** Begin Records to use **
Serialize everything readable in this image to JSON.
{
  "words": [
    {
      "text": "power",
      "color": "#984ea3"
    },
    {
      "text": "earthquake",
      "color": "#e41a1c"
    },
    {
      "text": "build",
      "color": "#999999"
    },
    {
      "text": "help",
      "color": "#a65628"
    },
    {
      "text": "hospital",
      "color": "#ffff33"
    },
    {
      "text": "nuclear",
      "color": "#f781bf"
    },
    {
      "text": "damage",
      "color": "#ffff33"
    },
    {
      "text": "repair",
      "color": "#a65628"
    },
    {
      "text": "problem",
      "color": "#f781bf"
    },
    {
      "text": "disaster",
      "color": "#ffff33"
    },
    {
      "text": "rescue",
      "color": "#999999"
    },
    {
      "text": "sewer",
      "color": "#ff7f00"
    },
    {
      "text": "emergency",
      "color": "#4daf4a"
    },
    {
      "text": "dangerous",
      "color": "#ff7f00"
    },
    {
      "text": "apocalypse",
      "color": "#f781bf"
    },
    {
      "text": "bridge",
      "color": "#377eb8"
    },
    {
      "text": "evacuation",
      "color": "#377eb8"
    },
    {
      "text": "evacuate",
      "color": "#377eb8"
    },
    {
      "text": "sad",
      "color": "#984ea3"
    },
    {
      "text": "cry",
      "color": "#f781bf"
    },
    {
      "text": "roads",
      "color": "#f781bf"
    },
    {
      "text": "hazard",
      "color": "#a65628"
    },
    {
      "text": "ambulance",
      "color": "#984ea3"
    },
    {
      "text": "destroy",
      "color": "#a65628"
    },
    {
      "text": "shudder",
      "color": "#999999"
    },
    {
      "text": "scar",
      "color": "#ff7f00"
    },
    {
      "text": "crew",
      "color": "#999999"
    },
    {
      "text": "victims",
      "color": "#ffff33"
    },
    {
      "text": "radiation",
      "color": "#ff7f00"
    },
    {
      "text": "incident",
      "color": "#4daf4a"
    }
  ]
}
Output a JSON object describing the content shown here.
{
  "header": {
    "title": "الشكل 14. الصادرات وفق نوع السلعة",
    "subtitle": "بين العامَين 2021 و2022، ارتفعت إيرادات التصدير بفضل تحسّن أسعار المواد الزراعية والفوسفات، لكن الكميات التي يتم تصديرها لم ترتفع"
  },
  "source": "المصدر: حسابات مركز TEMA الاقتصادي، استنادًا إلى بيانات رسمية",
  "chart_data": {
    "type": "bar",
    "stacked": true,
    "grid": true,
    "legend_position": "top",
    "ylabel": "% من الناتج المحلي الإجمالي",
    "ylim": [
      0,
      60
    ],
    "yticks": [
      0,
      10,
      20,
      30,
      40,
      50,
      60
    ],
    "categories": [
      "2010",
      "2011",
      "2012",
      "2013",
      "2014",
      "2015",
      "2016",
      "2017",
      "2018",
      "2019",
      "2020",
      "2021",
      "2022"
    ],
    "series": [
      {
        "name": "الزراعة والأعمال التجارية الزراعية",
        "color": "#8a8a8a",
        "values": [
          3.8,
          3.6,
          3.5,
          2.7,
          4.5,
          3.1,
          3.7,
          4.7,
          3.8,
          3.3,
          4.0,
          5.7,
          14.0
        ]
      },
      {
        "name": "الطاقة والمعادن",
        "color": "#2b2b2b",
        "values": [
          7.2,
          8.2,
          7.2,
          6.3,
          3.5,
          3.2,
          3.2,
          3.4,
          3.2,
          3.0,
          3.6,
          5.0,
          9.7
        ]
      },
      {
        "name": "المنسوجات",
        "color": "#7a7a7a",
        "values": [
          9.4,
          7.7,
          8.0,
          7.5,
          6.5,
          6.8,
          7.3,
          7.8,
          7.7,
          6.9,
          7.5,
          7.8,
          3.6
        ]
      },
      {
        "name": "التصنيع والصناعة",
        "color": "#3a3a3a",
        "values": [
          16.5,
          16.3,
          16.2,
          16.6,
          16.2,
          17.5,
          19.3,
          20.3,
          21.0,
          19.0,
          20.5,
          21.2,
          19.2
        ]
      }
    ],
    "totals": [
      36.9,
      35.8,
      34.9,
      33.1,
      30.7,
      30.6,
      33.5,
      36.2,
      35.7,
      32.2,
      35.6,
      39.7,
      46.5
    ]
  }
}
** End Records to use **
Challenge: Write out every record, exactly as written.

Task answer:
Serialize everything readable in this image to JSON.
{
  "words": [
    {
      "text": "power",
      "color": "#984ea3"
    },
    {
      "text": "earthquake",
      "color": "#e41a1c"
    },
    {
      "text": "build",
      "color": "#999999"
    },
    {
      "text": "help",
      "color": "#a65628"
    },
    {
      "text": "hospital",
      "color": "#ffff33"
    },
    {
      "text": "nuclear",
      "color": "#f781bf"
    },
    {
      "text": "damage",
      "color": "#ffff33"
    },
    {
      "text": "repair",
      "color": "#a65628"
    },
    {
      "text": "problem",
      "color": "#f781bf"
    },
    {
      "text": "disaster",
      "color": "#ffff33"
    },
    {
      "text": "rescue",
      "color": "#999999"
    },
    {
      "text": "sewer",
      "color": "#ff7f00"
    },
    {
      "text": "emergency",
      "color": "#4daf4a"
    },
    {
      "text": "dangerous",
      "color": "#ff7f00"
    },
    {
      "text": "apocalypse",
      "color": "#f781bf"
    },
    {
      "text": "bridge",
      "color": "#377eb8"
    },
    {
      "text": "evacuation",
      "color": "#377eb8"
    },
    {
      "text": "evacuate",
      "color": "#377eb8"
    },
    {
      "text": "sad",
      "color": "#984ea3"
    },
    {
      "text": "cry",
      "color": "#f781bf"
    },
    {
      "text": "roads",
      "color": "#f781bf"
    },
    {
      "text": "hazard",
      "color": "#a65628"
    },
    {
      "text": "ambulance",
      "color": "#984ea3"
    },
    {
      "text": "destroy",
      "color": "#a65628"
    },
    {
      "text": "shudder",
      "color": "#999999"
    },
    {
      "text": "scar",
      "color": "#ff7f00"
    },
    {
      "text": "crew",
      "color": "#999999"
    },
    {
      "text": "victims",
      "color": "#ffff33"
    },
    {
      "text": "radiation",
      "color": "#ff7f00"
    },
    {
      "text": "incident",
      "color": "#4daf4a"
    }
  ]
}
Output a JSON object describing the content shown here.
{
  "header": {
    "title": "الشكل 14. الصادرات وفق نوع السلعة",
    "subtitle": "بين العامَين 2021 و2022، ارتفعت إيرادات التصدير بفضل تحسّن أسعار المواد الزراعية والفوسفات، لكن الكميات التي يتم تصديرها لم ترتفع"
  },
  "source": "المصدر: حسابات مركز TEMA الاقتصادي، استنادًا إلى بيانات رسمية",
  "chart_data": {
    "type": "bar",
    "stacked": true,
    "grid": true,
    "legend_position": "top",
    "ylabel": "% من الناتج المحلي الإجمالي",
    "ylim": [
      0,
      60
    ],
    "yticks": [
      0,
      10,
      20,
      30,
      40,
      50,
      60
    ],
    "categories": [
      "2010",
      "2011",
      "2012",
      "2013",
      "2014",
      "2015",
      "2016",
      "2017",
      "2018",
      "2019",
      "2020",
      "2021",
      "2022"
    ],
    "series": [
      {
        "name": "الزراعة والأعمال التجارية الزراعية",
        "color": "#8a8a8a",
        "values": [
          3.8,
          3.6,
          3.5,
          2.7,
          4.5,
          3.1,
          3.7,
          4.7,
          3.8,
          3.3,
          4.0,
          5.7,
          14.0
        ]
      },
      {
        "name": "الطاقة والمعادن",
        "color": "#2b2b2b",
        "values": [
          7.2,
          8.2,
          7.2,
          6.3,
          3.5,
          3.2,
          3.2,
          3.4,
          3.2,
          3.0,
          3.6,
          5.0,
          9.7
        ]
      },
      {
        "name": "المنسوجات",
        "color": "#7a7a7a",
        "values": [
          9.4,
          7.7,
          8.0,
          7.5,
          6.5,
          6.8,
          7.3,
          7.8,
          7.7,
          6.9,
          7.5,
          7.8,
          3.6
        ]
      },
      {
        "name": "التصنيع والصناعة",
        "color": "#3a3a3a",
        "values": [
          16.5,
          16.3,
          16.2,
          16.6,
          16.2,
          17.5,
          19.3,
          20.3,
          21.0,
          19.0,
          20.5,
          21.2,
          19.2
        ]
      }
    ],
    "totals": [
      36.9,
      35.8,
      34.9,
      33.1,
      30.7,
      30.6,
      33.5,
      36.2,
      35.7,
      32.2,
      35.6,
      39.7,
      46.5
    ]
  }
}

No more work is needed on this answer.